[Written exercise] Determine how many lines of the records include "this", and answer with the number alone.
--*--
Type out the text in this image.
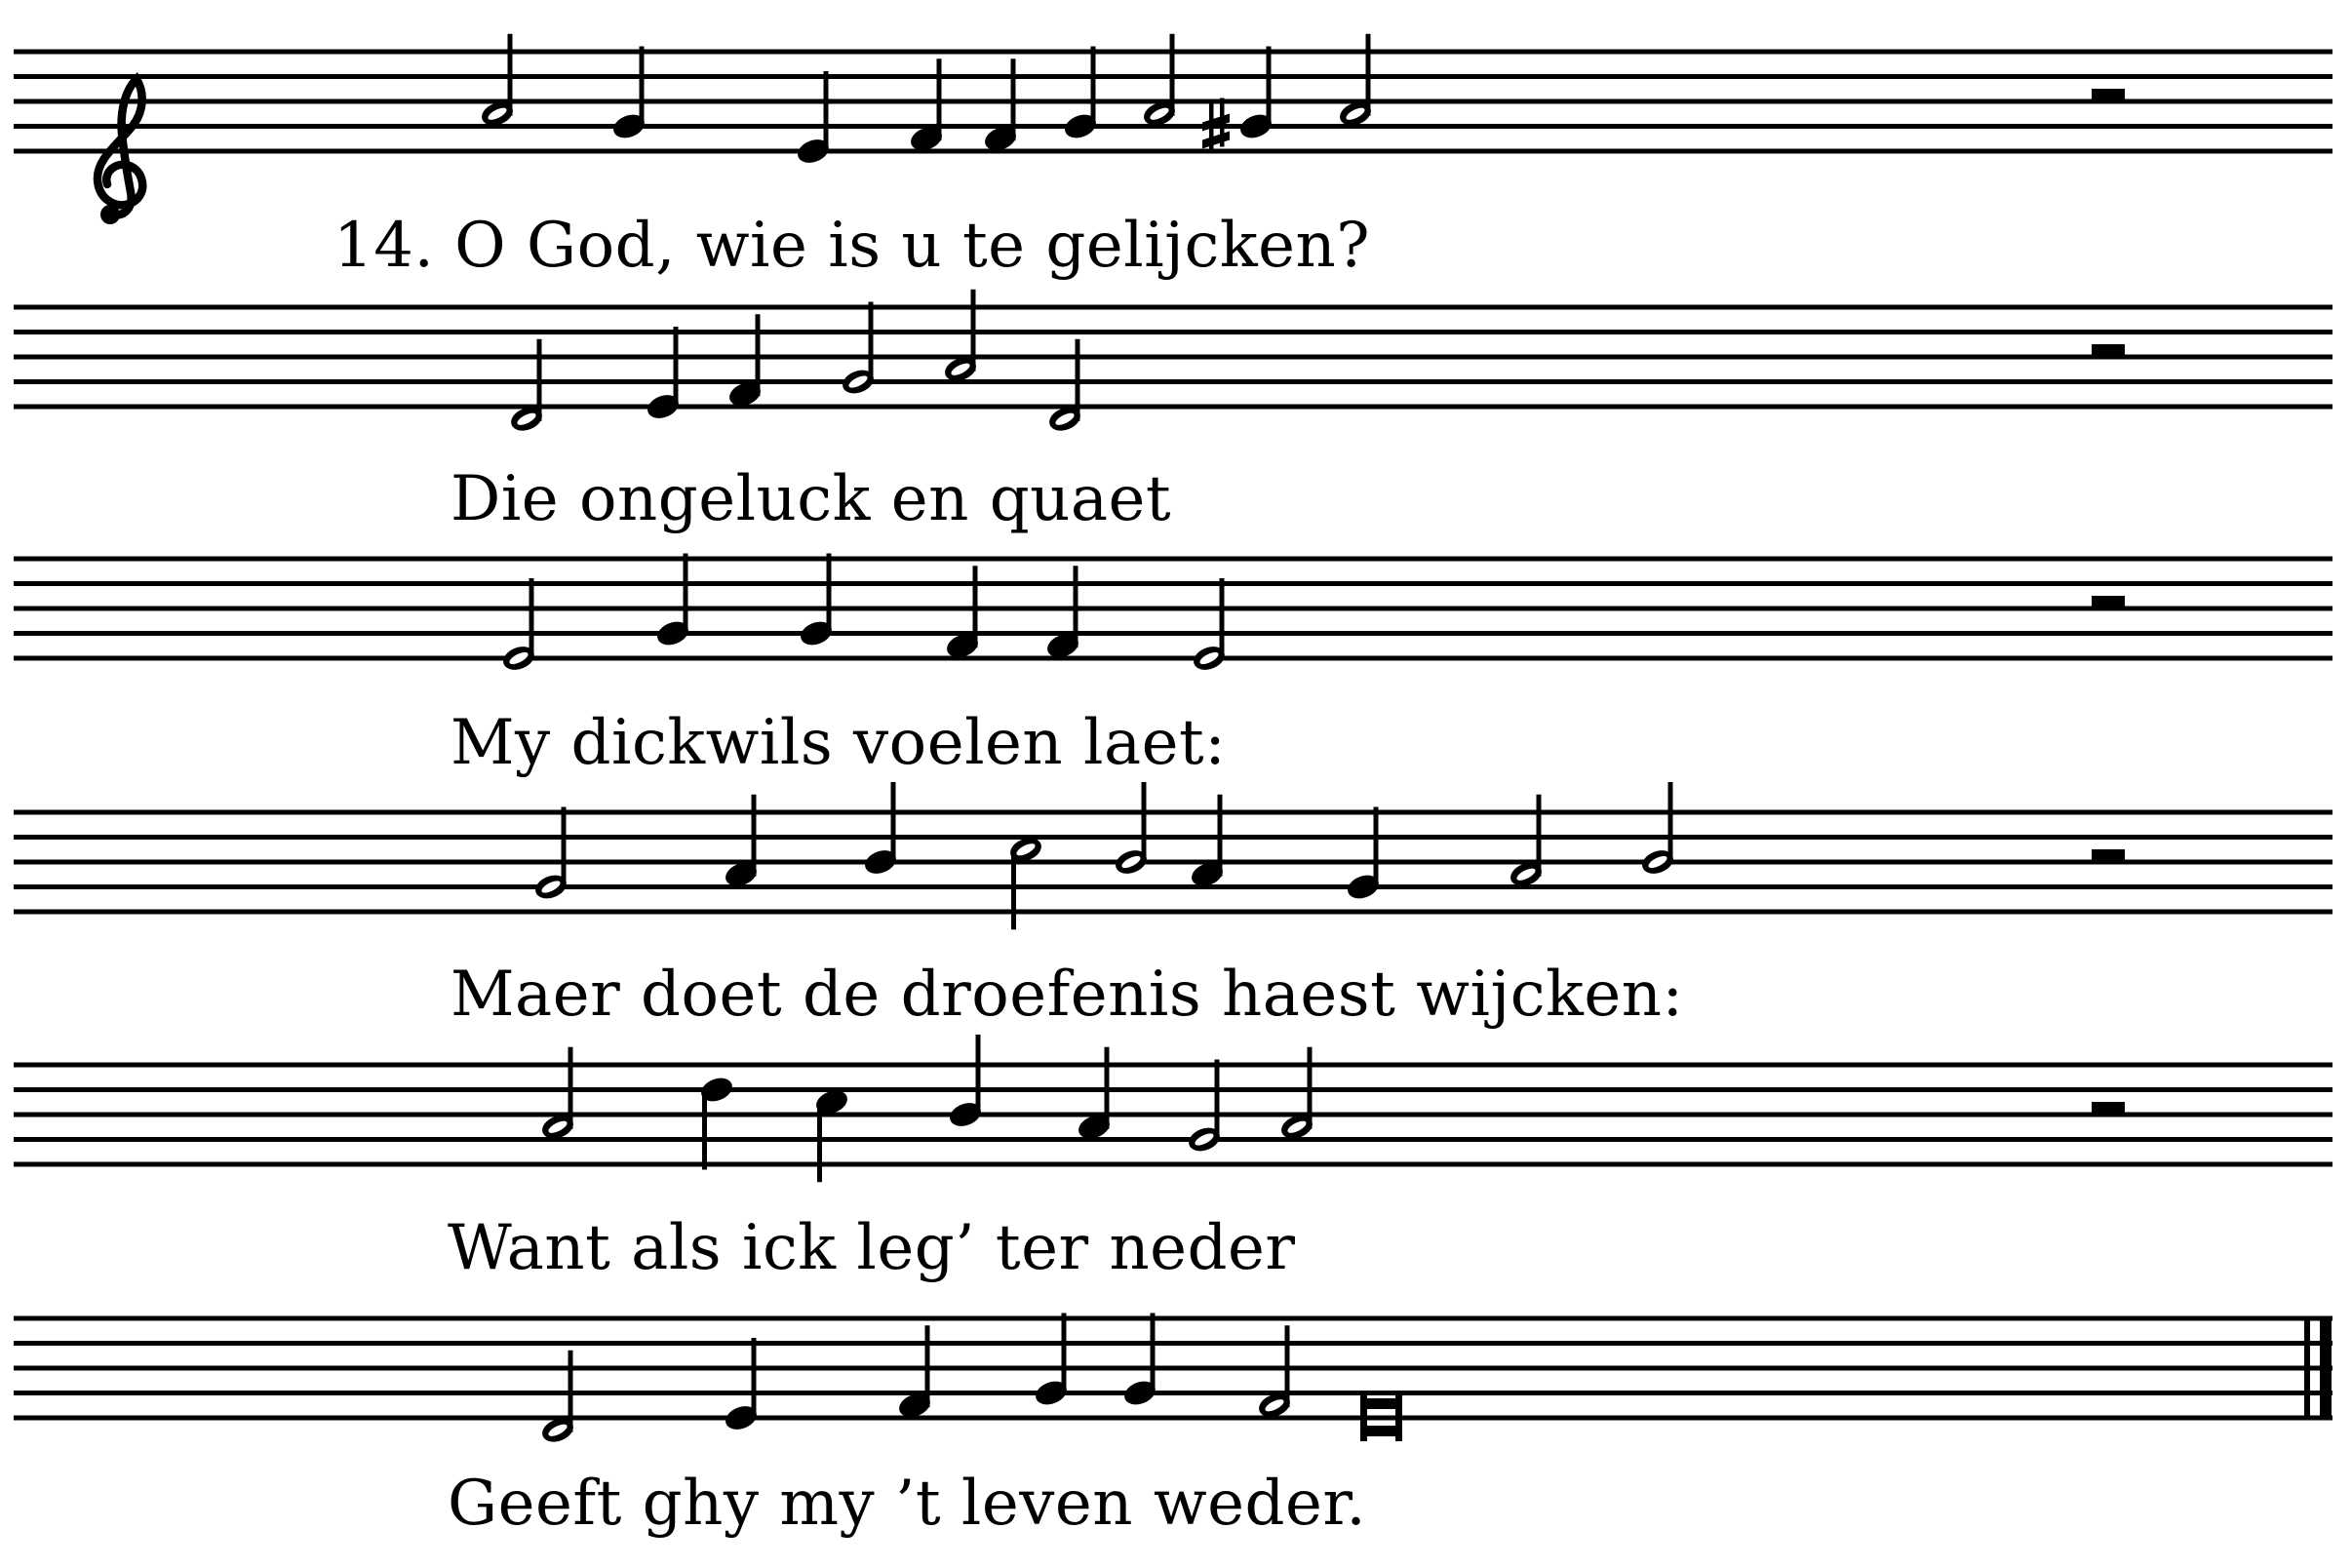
14. O God, wie is u te gelijcken?
Die ongeluck en quaet
My dickwils voelen laet:
Maer doet de droefenis haest wijcken:
Want als ick leg’ ter neder
Geeft ghy my ’t leven weder.
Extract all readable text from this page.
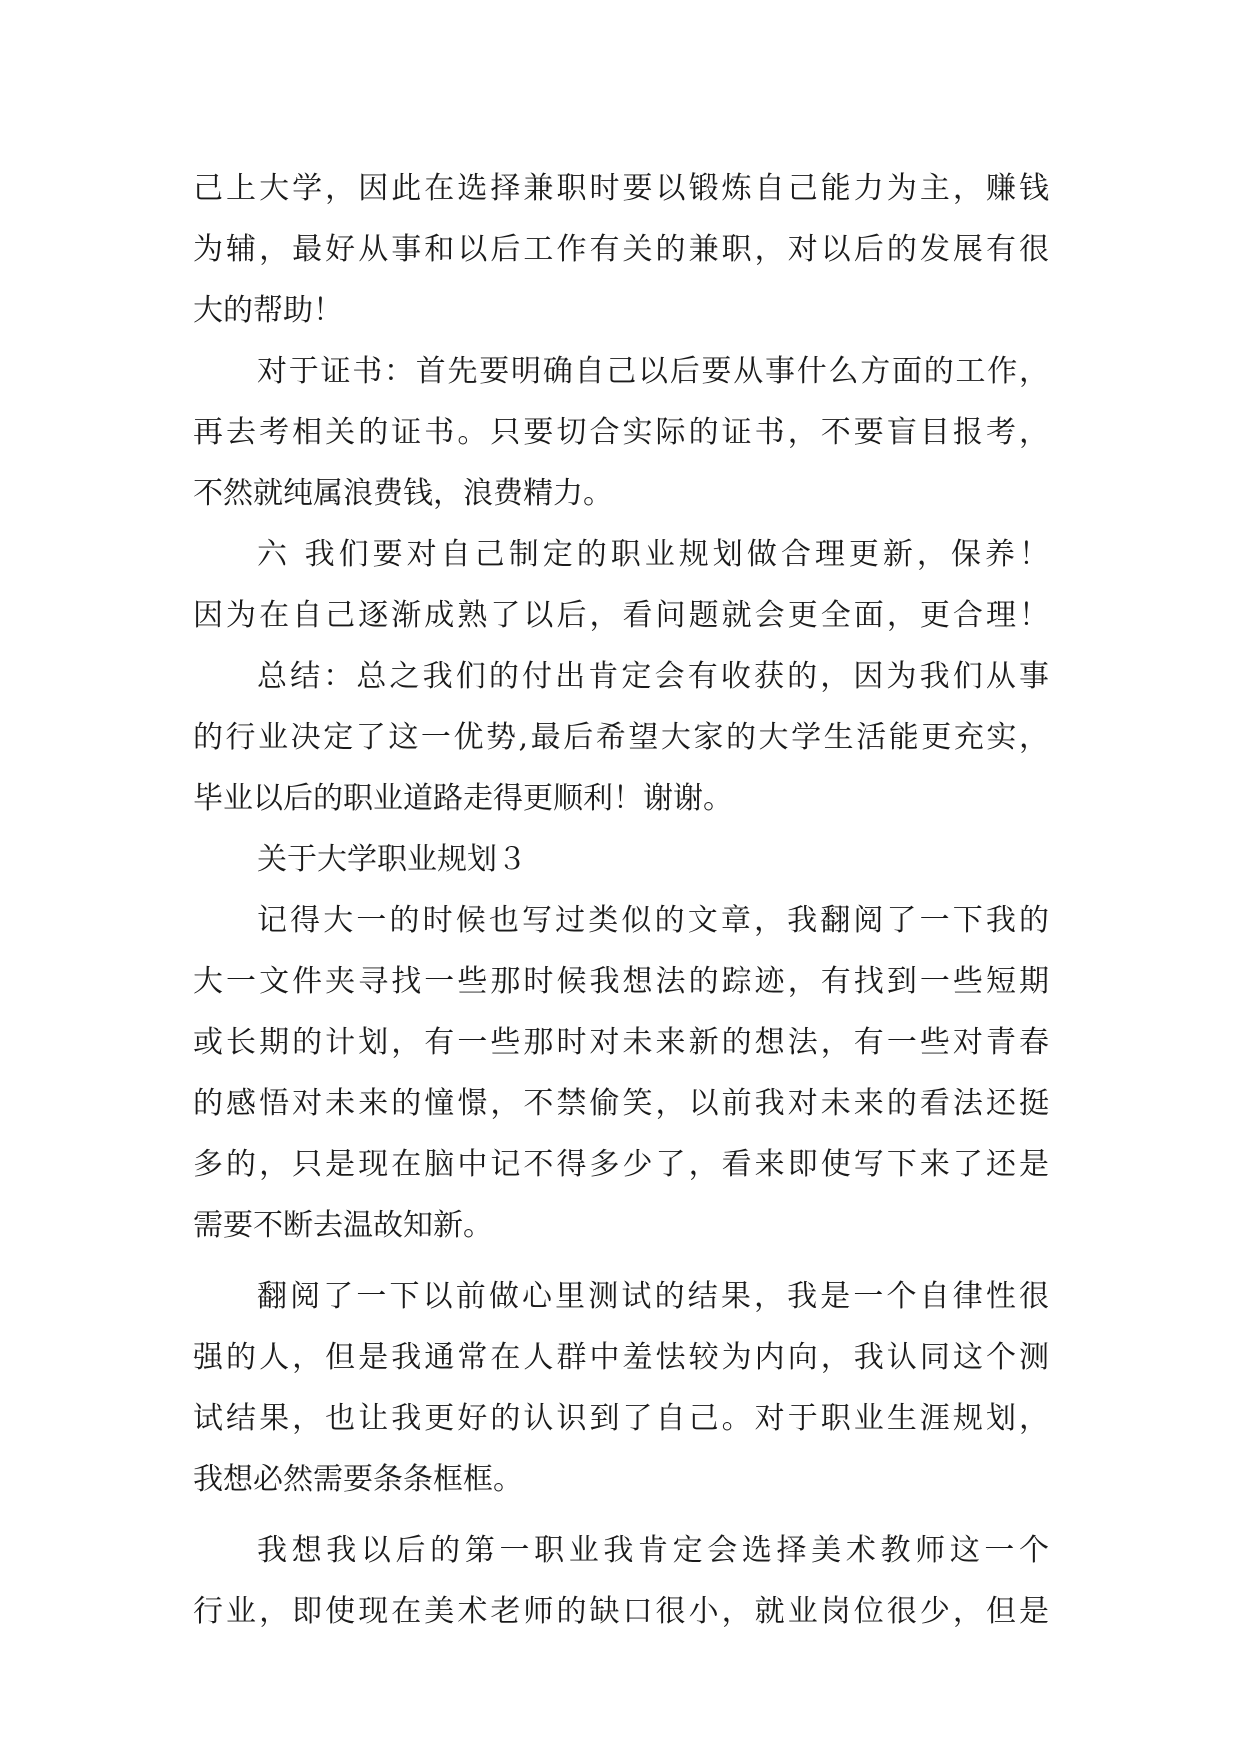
己上大学，因此在选择兼职时要以锻炼自己能力为主，赚钱
为辅，最好从事和以后工作有关的兼职，对以后的发展有很
大的帮助！
对于证书：首先要明确自己以后要从事什么方面的工作，
再去考相关的证书。只要切合实际的证书，不要盲目报考，
不然就纯属浪费钱，浪费精力。
六 我们要对自己制定的职业规划做合理更新，保养！
因为在自己逐渐成熟了以后，看问题就会更全面，更合理！
总结：总之我们的付出肯定会有收获的，因为我们从事
的行业决定了这一优势,最后希望大家的大学生活能更充实，
毕业以后的职业道路走得更顺利！谢谢。
关于大学职业规划３
记得大一的时候也写过类似的文章，我翻阅了一下我的
大一文件夹寻找一些那时候我想法的踪迹，有找到一些短期
或长期的计划，有一些那时对未来新的想法，有一些对青春
的感悟对未来的憧憬，不禁偷笑，以前我对未来的看法还挺
多的，只是现在脑中记不得多少了，看来即使写下来了还是
需要不断去温故知新。
翻阅了一下以前做心里测试的结果，我是一个自律性很
强的人，但是我通常在人群中羞怯较为内向，我认同这个测
试结果，也让我更好的认识到了自己。对于职业生涯规划，
我想必然需要条条框框。
我想我以后的第一职业我肯定会选择美术教师这一个
行业，即使现在美术老师的缺口很小，就业岗位很少，但是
--*--
[Solution] 2